• EXERCISE DESCRIPTION: From the listing below, tally the lines that include "most". Return only the total.

• TASK INPUT:

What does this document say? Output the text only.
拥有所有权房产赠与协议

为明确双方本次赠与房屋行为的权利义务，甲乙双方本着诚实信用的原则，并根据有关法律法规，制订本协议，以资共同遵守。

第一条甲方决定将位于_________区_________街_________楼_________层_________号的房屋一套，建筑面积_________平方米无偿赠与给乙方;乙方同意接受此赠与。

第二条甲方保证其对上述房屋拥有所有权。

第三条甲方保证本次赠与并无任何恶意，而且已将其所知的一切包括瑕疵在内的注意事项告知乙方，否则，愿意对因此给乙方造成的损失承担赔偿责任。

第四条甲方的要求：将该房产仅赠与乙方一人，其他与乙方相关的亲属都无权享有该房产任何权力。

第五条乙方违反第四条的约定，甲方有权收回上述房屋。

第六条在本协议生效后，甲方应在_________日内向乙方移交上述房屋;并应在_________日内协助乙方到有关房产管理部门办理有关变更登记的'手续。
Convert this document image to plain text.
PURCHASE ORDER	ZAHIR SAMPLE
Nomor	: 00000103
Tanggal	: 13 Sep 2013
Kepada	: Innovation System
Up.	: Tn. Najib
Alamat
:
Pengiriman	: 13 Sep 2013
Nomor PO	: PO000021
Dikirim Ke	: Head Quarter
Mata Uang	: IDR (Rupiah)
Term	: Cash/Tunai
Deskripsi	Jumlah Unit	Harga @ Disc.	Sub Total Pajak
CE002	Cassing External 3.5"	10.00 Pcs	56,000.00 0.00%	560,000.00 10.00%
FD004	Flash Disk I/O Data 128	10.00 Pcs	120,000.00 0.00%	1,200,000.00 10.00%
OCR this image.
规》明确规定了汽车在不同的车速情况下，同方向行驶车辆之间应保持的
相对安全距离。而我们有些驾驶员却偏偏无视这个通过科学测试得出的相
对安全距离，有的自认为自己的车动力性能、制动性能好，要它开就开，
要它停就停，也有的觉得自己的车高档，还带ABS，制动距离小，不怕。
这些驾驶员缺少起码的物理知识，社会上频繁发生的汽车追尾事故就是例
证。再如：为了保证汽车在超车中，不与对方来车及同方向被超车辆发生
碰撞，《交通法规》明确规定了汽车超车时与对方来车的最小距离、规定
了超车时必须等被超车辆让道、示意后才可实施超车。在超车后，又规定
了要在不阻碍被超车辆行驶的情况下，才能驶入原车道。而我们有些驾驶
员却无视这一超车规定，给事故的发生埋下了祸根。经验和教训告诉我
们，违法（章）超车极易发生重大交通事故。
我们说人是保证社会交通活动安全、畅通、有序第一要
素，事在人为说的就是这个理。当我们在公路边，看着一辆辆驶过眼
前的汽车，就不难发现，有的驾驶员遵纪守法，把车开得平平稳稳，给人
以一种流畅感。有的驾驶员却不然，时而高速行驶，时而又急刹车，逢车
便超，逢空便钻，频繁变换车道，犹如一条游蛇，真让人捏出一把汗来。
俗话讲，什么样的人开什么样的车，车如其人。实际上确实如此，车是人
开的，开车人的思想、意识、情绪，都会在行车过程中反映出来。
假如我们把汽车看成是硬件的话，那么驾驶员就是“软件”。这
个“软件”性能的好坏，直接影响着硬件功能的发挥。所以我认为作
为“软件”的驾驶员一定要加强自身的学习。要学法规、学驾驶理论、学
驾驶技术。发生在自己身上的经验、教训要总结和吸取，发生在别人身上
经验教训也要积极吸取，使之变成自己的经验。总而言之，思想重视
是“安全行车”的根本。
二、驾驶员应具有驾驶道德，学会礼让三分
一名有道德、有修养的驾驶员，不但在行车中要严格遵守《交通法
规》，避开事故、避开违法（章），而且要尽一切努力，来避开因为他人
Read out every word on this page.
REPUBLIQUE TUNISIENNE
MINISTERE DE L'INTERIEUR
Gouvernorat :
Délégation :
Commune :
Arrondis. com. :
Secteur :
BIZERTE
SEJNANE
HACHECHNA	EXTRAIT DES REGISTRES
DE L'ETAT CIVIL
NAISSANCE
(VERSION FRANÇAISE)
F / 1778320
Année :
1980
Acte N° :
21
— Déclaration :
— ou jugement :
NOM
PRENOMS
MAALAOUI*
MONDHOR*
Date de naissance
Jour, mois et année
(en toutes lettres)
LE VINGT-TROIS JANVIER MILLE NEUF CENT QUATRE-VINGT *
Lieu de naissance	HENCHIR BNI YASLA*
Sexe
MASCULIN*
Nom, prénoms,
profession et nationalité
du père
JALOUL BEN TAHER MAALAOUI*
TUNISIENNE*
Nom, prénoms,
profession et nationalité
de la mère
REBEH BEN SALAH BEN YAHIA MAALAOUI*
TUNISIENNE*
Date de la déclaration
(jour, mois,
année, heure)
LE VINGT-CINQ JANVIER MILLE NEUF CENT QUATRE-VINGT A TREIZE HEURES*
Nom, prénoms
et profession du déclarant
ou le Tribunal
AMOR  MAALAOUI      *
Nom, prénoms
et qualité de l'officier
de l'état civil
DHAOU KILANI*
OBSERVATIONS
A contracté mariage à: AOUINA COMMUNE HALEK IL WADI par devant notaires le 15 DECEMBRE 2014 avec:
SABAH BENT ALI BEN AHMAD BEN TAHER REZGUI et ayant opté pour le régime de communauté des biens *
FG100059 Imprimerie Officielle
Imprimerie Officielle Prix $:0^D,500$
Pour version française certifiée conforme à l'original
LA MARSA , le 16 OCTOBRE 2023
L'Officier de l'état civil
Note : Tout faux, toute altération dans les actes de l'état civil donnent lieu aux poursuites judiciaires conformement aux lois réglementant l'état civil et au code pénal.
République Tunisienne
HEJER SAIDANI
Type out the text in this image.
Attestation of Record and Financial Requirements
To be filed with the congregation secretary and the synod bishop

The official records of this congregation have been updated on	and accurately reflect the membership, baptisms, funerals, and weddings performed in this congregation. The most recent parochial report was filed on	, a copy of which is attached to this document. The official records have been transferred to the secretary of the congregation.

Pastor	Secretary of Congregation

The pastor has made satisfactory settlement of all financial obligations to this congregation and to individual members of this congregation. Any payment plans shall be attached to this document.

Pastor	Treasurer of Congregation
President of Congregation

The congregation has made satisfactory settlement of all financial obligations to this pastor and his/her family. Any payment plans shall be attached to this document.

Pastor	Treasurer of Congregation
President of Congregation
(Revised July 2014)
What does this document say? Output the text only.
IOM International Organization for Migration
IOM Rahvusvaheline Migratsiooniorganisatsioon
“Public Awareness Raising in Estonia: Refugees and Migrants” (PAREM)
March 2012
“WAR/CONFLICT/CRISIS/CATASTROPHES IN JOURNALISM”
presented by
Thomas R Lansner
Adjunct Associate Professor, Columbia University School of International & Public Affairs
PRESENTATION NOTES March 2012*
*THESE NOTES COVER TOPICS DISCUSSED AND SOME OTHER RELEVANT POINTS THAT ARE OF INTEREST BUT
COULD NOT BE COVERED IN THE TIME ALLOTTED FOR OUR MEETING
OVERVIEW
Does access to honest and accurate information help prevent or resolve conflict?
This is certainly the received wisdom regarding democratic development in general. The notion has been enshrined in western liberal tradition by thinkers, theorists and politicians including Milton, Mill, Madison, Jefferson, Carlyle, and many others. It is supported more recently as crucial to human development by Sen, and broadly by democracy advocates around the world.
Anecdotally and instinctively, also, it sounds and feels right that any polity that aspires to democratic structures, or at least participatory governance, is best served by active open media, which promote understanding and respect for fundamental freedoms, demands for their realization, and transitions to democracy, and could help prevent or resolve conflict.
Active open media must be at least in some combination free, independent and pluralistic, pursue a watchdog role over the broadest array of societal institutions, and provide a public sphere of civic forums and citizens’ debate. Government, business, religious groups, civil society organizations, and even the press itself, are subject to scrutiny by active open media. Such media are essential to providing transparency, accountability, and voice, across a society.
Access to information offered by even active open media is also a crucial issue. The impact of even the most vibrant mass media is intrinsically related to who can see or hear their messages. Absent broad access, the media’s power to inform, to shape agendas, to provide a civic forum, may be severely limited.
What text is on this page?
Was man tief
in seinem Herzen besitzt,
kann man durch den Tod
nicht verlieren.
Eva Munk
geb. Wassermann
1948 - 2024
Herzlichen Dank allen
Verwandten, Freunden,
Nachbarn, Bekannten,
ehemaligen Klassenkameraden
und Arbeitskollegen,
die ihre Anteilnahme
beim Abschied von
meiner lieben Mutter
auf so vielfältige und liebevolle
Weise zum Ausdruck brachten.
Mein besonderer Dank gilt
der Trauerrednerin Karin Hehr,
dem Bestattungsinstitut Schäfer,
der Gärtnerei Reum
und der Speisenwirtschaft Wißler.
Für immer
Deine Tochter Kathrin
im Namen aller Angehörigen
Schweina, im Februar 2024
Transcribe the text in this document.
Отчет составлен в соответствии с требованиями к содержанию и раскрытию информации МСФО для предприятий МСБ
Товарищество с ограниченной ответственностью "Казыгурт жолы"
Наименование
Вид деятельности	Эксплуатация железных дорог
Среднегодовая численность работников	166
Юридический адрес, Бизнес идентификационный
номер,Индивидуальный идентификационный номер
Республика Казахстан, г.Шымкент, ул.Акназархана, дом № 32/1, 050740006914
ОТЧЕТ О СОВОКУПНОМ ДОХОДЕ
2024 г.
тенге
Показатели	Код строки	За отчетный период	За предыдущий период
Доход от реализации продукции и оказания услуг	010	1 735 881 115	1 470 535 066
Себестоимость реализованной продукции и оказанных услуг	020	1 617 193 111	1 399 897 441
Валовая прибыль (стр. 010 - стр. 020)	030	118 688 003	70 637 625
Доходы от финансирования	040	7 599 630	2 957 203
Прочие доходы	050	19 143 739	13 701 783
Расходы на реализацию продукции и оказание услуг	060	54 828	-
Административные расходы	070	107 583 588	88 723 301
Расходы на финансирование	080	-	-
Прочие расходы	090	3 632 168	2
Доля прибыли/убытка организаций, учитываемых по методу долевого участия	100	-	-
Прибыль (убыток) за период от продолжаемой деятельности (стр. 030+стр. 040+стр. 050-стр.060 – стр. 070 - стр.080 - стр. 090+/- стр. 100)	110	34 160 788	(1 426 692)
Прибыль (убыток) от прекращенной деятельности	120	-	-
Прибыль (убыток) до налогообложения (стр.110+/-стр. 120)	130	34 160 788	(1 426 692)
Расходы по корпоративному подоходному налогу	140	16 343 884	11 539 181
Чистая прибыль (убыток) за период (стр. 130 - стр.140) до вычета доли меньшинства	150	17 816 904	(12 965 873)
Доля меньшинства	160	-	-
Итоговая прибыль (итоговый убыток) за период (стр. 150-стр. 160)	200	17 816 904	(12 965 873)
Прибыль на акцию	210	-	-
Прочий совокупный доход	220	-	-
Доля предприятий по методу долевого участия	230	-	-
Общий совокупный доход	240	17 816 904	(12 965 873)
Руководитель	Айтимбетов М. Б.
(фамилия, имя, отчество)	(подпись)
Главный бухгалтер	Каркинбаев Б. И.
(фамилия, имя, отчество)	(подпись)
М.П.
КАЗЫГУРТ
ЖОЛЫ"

• RESULT OF THE TASK: 2